-- START ENTRIES SHOWN --
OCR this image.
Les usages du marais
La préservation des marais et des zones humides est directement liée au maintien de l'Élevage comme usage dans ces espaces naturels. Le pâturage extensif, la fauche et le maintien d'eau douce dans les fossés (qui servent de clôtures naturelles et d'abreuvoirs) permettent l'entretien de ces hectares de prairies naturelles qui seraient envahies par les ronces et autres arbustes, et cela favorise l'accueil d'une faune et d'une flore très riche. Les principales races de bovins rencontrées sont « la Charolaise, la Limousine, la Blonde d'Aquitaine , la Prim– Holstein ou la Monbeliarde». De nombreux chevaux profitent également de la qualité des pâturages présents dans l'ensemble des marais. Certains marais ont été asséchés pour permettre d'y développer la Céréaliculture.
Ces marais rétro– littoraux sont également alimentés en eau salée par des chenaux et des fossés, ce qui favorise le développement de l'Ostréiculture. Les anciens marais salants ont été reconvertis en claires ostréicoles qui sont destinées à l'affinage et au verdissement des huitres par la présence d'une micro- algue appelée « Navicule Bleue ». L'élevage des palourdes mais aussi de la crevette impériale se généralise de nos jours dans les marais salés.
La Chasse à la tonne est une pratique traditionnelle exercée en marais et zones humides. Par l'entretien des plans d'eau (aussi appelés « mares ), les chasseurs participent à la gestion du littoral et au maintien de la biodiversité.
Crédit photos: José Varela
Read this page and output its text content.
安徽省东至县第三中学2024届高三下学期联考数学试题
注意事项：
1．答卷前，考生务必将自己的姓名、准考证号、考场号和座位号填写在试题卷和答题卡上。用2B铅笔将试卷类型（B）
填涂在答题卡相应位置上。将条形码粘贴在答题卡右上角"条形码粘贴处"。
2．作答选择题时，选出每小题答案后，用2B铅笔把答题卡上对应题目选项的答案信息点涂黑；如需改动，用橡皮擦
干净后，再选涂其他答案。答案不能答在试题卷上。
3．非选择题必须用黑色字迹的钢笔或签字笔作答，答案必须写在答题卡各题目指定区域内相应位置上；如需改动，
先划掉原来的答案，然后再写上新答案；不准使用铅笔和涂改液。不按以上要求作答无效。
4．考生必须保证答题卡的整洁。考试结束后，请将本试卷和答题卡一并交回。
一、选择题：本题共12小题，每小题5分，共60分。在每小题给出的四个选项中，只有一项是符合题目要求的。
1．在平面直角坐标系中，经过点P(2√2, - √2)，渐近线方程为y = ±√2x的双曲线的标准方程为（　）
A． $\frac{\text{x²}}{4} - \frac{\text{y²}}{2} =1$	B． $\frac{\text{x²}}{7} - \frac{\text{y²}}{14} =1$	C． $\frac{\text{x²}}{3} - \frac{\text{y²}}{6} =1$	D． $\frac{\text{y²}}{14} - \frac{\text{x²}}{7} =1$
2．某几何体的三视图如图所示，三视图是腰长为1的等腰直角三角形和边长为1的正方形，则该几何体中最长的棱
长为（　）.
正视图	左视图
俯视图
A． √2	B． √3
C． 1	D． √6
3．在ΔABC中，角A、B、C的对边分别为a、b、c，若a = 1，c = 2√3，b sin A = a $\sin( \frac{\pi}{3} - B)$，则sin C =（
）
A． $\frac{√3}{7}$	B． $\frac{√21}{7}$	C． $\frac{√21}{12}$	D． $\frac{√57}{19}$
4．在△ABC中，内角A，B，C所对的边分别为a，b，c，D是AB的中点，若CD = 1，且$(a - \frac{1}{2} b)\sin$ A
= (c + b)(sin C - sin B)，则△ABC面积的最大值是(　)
-- END ENTRIES SHOWN --
In the records above, find each line with the word "this" and copy it.

OCR this image.
Read this page and output its text content.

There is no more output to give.